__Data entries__
------------------------------------------------
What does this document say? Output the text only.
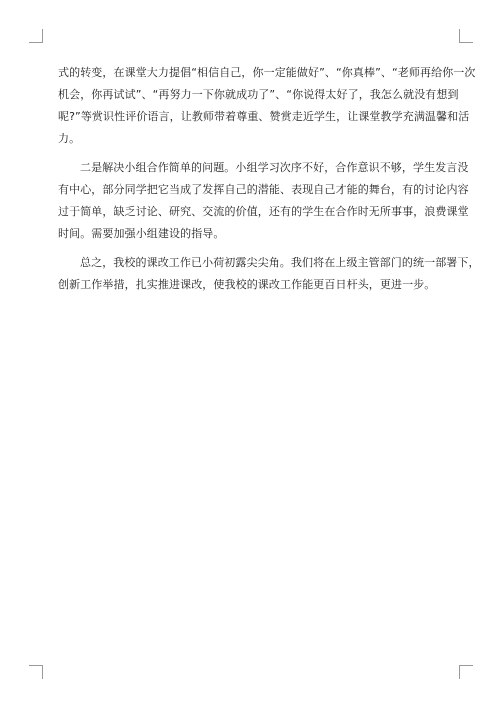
式的转变，在课堂大力提倡“相信自己，你一定能做好”、“你真棒”、“老师再给你一次
机会，你再试试”、“再努力一下你就成功了”、“你说得太好了，我怎么就没有想到
呢?”等赏识性评价语言，让教师带着尊重、赞赏走近学生，让课堂教学充满温馨和活
力。
二是解决小组合作简单的问题。小组学习次序不好，合作意识不够，学生发言没
有中心，部分同学把它当成了发挥自己的潜能、表现自己才能的舞台，有的讨论内容
过于简单，缺乏讨论、研究、交流的价值，还有的学生在合作时无所事事，浪费课堂
时间。需要加强小组建设的指导。
总之，我校的课改工作已小荷初露尖尖角。我们将在上级主管部门的统一部署下，
创新工作举措，扎实推进课改，使我校的课改工作能更百日杆头，更进一步。
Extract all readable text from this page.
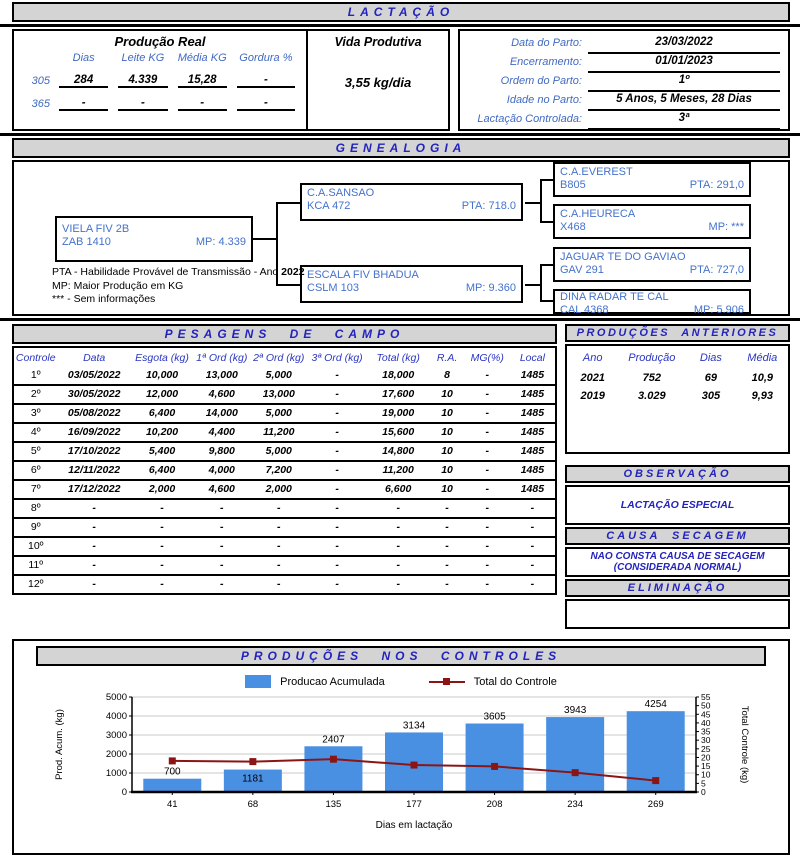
LACTAÇÃO
Produção Real
Dias	Leite KG	Média KG	Gordura %
305	284	4.339	15,28	-
365	-	-	-	-
Vida Produtiva
3,55 kg/dia
Data do Parto:	23/03/2022
Encerramento:	01/01/2023
Ordem do Parto:	1º
Idade no Parto:	5 Anos, 5 Meses, 28 Dias
Lactação Controlada:	3ª
GENEALOGIA
VIELA FIV 2B
ZAB 1410	MP: 4.339
C.A.SANSAO
KCA 472	PTA: 718.0
ESCALA FIV BHADUA
CSLM 103	MP: 9.360
C.A.EVEREST
B805	PTA: 291,0
C.A.HEURECA
X468	MP: ***
JAGUAR TE DO GAVIAO
GAV 291	PTA: 727,0
DINA RADAR TE CAL
CAL 4368	MP: 5.906
PTA - Habilidade Provável de Transmissão - Ano 2022
MP: Maior Produção em KG
*** - Sem informações
PESAGENS DE CAMPO
Controle	Data	Esgota (kg)	1ª Ord (kg)	2ª Ord (kg)	3ª Ord (kg)	Total (kg)	R.A.	MG(%)	Local
1º	03/05/2022	10,000	13,000	5,000	-	18,000	8	-	1485
2º	30/05/2022	12,000	4,600	13,000	-	17,600	10	-	1485
3º	05/08/2022	6,400	14,000	5,000	-	19,000	10	-	1485
4º	16/09/2022	10,200	4,400	11,200	-	15,600	10	-	1485
5º	17/10/2022	5,400	9,800	5,000	-	14,800	10	-	1485
6º	12/11/2022	6,400	4,000	7,200	-	11,200	10	-	1485
7º	17/12/2022	2,000	4,600	2,000	-	6,600	10	-	1485
8º	-	-	-	-	-	-	-	-	-
9º	-	-	-	-	-	-	-	-	-
10º	-	-	-	-	-	-	-	-	-
11º	-	-	-	-	-	-	-	-	-
12º	-	-	-	-	-	-	-	-	-
PRODUÇÕES ANTERIORES
Ano	Produção	Dias	Média
2021	752	69	10,9
2019	3.029	305	9,93
OBSERVAÇÃO
LACTAÇÃO ESPECIAL
CAUSA SECAGEM
NAO CONSTA CAUSA DE SECAGEM
(CONSIDERADA NORMAL)
ELIMINAÇÃO
PRODUÇÕES NOS CONTROLES
Producao Acumulada	Total do Controle
700
1181
2407
3134
3605
3943
4254
0
1000
2000
3000
4000
5000
0
5
10
15
20
25
30
35
40
45
50
55
41	68	135	177	208	234	269
Prod. Acum. (kg)	Total Controle (kg)
Dias em lactação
------------------------------------------------
__What is needed__
Reproduce the full listing above verbatim, with no pictures included.

__Solution for this exercise__
What does this document say? Output the text only.
式的转变，在课堂大力提倡“相信自己，你一定能做好”、“你真棒”、“老师再给你一次
机会，你再试试”、“再努力一下你就成功了”、“你说得太好了，我怎么就没有想到
呢?”等赏识性评价语言，让教师带着尊重、赞赏走近学生，让课堂教学充满温馨和活
力。
二是解决小组合作简单的问题。小组学习次序不好，合作意识不够，学生发言没
有中心，部分同学把它当成了发挥自己的潜能、表现自己才能的舞台，有的讨论内容
过于简单，缺乏讨论、研究、交流的价值，还有的学生在合作时无所事事，浪费课堂
时间。需要加强小组建设的指导。
总之，我校的课改工作已小荷初露尖尖角。我们将在上级主管部门的统一部署下，
创新工作举措，扎实推进课改，使我校的课改工作能更百日杆头，更进一步。
Extract all readable text from this page.
LACTAÇÃO
Produção Real
Dias	Leite KG	Média KG	Gordura %
305	284	4.339	15,28	-
365	-	-	-	-
Vida Produtiva
3,55 kg/dia
Data do Parto:	23/03/2022
Encerramento:	01/01/2023
Ordem do Parto:	1º
Idade no Parto:	5 Anos, 5 Meses, 28 Dias
Lactação Controlada:	3ª
GENEALOGIA
VIELA FIV 2B
ZAB 1410	MP: 4.339
C.A.SANSAO
KCA 472	PTA: 718.0
ESCALA FIV BHADUA
CSLM 103	MP: 9.360
C.A.EVEREST
B805	PTA: 291,0
C.A.HEURECA
X468	MP: ***
JAGUAR TE DO GAVIAO
GAV 291	PTA: 727,0
DINA RADAR TE CAL
CAL 4368	MP: 5.906
PTA - Habilidade Provável de Transmissão - Ano 2022
MP: Maior Produção em KG
*** - Sem informações
PESAGENS DE CAMPO
Controle	Data	Esgota (kg)	1ª Ord (kg)	2ª Ord (kg)	3ª Ord (kg)	Total (kg)	R.A.	MG(%)	Local
1º	03/05/2022	10,000	13,000	5,000	-	18,000	8	-	1485
2º	30/05/2022	12,000	4,600	13,000	-	17,600	10	-	1485
3º	05/08/2022	6,400	14,000	5,000	-	19,000	10	-	1485
4º	16/09/2022	10,200	4,400	11,200	-	15,600	10	-	1485
5º	17/10/2022	5,400	9,800	5,000	-	14,800	10	-	1485
6º	12/11/2022	6,400	4,000	7,200	-	11,200	10	-	1485
7º	17/12/2022	2,000	4,600	2,000	-	6,600	10	-	1485
8º	-	-	-	-	-	-	-	-	-
9º	-	-	-	-	-	-	-	-	-
10º	-	-	-	-	-	-	-	-	-
11º	-	-	-	-	-	-	-	-	-
12º	-	-	-	-	-	-	-	-	-
PRODUÇÕES ANTERIORES
Ano	Produção	Dias	Média
2021	752	69	10,9
2019	3.029	305	9,93
OBSERVAÇÃO
LACTAÇÃO ESPECIAL
CAUSA SECAGEM
NAO CONSTA CAUSA DE SECAGEM
(CONSIDERADA NORMAL)
ELIMINAÇÃO
PRODUÇÕES NOS CONTROLES
Producao Acumulada	Total do Controle
700
1181
2407
3134
3605
3943
4254
0
1000
2000
3000
4000
5000
0
5
10
15
20
25
30
35
40
45
50
55
41	68	135	177	208	234	269
Prod. Acum. (kg)	Total Controle (kg)
Dias em lactação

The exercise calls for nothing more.